--- Information shown ---

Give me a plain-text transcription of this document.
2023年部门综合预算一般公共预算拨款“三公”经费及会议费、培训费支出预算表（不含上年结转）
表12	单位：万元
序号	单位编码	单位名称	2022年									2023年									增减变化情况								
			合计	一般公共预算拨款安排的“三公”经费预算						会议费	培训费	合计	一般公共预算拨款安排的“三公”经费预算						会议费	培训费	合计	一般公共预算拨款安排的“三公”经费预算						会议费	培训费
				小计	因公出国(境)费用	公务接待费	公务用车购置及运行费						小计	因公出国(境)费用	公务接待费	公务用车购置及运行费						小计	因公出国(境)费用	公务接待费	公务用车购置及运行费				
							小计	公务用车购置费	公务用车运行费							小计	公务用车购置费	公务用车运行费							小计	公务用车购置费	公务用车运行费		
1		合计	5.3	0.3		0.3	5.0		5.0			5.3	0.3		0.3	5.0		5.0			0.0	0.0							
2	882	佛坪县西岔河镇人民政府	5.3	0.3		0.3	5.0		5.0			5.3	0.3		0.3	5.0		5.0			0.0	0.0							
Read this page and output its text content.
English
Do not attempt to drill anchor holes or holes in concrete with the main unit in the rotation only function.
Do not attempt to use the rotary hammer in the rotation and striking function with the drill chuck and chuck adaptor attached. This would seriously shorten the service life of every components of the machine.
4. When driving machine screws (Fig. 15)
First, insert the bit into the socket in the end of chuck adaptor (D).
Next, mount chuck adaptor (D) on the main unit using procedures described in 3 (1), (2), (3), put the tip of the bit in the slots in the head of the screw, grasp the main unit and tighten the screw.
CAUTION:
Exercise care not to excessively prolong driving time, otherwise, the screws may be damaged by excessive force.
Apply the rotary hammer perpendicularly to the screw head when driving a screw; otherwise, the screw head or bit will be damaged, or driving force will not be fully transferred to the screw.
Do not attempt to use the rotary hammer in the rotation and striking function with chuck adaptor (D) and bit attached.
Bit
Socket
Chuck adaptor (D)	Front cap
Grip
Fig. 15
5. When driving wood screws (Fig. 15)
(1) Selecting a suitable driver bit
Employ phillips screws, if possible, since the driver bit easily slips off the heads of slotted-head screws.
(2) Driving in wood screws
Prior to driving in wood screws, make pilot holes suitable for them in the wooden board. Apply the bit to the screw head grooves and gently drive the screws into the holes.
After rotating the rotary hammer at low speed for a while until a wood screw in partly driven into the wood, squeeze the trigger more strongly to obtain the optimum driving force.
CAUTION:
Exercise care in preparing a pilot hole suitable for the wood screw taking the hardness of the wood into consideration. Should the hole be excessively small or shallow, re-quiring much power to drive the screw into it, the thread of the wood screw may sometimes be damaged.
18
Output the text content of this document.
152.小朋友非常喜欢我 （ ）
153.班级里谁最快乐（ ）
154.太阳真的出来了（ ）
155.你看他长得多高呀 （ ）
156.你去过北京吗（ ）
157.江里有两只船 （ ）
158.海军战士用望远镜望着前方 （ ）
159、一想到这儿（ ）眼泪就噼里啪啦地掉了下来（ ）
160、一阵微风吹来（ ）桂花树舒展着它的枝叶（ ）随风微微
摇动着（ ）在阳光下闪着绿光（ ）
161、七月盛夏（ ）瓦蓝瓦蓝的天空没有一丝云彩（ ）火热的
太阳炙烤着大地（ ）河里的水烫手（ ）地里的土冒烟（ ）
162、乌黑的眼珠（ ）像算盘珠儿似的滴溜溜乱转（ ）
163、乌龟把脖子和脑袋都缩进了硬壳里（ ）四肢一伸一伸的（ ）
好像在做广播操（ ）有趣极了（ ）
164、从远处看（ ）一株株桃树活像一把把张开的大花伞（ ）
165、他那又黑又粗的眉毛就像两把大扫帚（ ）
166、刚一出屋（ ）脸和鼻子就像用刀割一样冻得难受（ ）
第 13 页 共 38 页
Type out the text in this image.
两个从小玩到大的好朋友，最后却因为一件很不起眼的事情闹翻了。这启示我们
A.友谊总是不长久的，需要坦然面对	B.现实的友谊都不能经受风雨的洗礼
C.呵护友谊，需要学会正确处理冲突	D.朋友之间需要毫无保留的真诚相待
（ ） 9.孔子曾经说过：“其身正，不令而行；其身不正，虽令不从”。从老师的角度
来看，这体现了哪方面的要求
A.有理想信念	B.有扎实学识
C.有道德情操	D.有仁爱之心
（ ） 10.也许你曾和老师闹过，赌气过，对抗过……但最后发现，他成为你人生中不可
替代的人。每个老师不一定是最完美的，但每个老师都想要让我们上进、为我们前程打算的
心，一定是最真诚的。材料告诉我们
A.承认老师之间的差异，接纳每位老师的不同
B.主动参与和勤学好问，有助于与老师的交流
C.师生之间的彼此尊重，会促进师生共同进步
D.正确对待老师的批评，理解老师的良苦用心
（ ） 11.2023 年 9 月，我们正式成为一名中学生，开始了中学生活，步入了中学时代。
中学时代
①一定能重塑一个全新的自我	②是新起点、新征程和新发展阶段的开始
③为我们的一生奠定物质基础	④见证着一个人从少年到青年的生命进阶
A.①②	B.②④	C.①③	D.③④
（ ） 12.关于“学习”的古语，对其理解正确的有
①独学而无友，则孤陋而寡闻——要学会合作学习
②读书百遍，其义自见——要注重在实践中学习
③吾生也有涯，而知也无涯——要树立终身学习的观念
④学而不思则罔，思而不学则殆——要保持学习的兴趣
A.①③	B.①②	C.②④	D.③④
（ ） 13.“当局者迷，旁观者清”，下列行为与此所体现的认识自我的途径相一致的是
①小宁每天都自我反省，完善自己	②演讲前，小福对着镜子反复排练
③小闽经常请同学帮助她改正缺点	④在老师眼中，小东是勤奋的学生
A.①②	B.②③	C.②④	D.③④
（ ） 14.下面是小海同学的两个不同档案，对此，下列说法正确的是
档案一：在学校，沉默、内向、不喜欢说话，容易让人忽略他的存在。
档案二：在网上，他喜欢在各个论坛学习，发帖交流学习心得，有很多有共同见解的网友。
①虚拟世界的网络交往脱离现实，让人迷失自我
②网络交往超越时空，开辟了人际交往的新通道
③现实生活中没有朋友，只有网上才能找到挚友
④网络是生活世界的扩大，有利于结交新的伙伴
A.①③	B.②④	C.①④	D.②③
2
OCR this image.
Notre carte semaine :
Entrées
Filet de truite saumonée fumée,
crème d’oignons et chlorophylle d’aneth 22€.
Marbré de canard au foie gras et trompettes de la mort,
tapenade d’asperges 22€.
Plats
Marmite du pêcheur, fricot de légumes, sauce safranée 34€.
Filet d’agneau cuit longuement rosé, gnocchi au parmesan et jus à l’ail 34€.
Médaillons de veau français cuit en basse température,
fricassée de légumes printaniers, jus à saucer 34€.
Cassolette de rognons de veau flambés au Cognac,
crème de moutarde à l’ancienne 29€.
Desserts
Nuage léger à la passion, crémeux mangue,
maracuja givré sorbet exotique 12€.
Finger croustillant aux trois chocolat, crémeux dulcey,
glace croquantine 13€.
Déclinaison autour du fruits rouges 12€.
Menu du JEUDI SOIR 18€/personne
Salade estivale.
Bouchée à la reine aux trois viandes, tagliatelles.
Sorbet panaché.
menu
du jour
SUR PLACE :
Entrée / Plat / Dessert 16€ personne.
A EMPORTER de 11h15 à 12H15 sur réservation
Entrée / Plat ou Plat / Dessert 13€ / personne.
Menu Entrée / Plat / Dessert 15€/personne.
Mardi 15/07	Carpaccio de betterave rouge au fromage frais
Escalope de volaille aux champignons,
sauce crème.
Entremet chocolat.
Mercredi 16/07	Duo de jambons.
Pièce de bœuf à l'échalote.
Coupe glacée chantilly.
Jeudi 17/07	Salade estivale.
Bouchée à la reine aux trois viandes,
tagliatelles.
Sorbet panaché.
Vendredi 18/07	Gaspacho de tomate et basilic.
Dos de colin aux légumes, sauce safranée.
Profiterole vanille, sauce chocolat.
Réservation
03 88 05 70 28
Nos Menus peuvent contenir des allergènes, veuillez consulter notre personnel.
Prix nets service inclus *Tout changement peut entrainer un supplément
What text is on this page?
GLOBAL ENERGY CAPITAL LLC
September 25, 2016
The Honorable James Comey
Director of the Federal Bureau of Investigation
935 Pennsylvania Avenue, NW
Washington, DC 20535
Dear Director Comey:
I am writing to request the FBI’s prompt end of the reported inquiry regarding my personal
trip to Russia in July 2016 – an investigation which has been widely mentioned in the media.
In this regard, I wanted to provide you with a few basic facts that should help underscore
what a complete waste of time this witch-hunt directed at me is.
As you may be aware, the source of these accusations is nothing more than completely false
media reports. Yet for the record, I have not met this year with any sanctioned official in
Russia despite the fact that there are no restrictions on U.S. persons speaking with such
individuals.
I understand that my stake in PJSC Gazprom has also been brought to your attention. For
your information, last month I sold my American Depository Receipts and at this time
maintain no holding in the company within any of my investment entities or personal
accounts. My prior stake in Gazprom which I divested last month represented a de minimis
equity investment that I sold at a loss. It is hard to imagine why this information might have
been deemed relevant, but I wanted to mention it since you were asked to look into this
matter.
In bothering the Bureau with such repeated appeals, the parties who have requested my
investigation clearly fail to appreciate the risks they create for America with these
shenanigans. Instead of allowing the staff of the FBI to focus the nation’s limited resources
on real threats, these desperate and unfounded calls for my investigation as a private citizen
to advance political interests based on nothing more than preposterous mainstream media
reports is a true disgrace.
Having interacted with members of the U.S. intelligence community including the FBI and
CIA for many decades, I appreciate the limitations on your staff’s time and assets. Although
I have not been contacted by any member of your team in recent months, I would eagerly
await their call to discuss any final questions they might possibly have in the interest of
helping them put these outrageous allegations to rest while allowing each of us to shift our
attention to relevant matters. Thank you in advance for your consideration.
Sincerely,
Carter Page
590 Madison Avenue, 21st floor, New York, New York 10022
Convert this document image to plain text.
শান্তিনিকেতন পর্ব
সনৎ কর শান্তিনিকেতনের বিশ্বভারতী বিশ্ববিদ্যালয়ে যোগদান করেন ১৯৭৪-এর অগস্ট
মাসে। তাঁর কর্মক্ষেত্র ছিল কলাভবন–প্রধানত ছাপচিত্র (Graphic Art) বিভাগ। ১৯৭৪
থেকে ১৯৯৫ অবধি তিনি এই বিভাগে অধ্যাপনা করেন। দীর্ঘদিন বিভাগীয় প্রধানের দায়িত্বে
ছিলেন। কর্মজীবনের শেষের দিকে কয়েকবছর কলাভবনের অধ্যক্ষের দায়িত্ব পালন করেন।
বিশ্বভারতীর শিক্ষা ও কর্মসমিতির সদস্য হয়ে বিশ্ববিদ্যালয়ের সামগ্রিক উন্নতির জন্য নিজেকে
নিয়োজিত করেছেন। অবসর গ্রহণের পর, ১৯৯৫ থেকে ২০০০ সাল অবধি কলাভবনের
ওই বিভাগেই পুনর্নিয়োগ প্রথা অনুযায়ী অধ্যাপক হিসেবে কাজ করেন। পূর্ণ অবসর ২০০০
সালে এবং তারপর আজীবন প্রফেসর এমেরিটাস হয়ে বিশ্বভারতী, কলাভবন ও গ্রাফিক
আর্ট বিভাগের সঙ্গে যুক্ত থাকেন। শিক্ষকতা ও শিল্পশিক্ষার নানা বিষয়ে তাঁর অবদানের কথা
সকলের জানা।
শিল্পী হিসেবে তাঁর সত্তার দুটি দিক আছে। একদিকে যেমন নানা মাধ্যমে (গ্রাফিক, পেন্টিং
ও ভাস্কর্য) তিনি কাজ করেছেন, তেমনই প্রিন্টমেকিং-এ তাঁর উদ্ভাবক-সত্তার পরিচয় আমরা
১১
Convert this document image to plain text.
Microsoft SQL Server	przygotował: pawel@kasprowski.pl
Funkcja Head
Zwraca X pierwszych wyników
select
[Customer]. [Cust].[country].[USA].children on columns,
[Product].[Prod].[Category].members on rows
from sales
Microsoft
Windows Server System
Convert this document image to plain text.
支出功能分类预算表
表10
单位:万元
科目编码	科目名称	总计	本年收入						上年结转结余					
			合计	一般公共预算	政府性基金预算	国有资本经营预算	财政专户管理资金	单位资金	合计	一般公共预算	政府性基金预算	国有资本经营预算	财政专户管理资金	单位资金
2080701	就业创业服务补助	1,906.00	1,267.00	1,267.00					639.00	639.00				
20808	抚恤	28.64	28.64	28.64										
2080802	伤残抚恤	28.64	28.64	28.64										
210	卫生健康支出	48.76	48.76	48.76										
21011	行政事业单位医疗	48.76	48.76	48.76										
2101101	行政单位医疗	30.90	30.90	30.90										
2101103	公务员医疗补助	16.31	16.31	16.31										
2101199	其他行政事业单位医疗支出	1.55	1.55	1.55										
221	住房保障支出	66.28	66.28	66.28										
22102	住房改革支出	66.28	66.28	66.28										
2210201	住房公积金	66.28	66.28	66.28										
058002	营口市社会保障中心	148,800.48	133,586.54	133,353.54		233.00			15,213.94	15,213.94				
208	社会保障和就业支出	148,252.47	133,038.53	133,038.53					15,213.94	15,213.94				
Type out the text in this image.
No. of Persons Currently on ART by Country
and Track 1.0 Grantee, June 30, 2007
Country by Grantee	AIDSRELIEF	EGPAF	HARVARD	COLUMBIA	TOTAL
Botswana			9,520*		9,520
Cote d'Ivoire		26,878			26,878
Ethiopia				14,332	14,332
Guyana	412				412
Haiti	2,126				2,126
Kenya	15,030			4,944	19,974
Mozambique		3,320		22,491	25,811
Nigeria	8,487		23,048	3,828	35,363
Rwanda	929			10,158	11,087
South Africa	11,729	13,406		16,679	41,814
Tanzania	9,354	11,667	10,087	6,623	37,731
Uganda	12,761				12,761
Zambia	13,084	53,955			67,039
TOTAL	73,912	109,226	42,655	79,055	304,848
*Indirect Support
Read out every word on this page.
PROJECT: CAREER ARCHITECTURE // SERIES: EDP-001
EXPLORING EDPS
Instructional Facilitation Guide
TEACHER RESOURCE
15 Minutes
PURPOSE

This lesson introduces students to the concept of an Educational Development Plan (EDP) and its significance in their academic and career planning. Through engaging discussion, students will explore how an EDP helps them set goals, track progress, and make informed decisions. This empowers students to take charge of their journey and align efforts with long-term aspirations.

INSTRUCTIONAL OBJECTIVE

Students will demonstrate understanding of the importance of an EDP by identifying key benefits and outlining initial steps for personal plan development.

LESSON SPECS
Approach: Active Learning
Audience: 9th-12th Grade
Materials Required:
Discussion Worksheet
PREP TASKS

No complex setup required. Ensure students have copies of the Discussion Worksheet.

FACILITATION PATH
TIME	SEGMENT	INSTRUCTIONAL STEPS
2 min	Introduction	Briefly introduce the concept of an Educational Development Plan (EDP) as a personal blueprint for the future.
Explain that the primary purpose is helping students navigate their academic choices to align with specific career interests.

---

■ Description of the task ■
Copy, from the material, each line that holds the string "damaged".

■ Exercise solution ■
Exercise care not to excessively prolong driving time, otherwise, the screws may be damaged by excessive force.
Apply the rotary hammer perpendicularly to the screw head when driving a screw; otherwise, the screw head or bit will be damaged, or driving force will not be fully transferred to the screw.
Exercise care in preparing a pilot hole suitable for the wood screw taking the hardness of the wood into consideration. Should the hole be excessively small or shallow, re-quiring much power to drive the screw into it, the thread of the wood screw may sometimes be damaged.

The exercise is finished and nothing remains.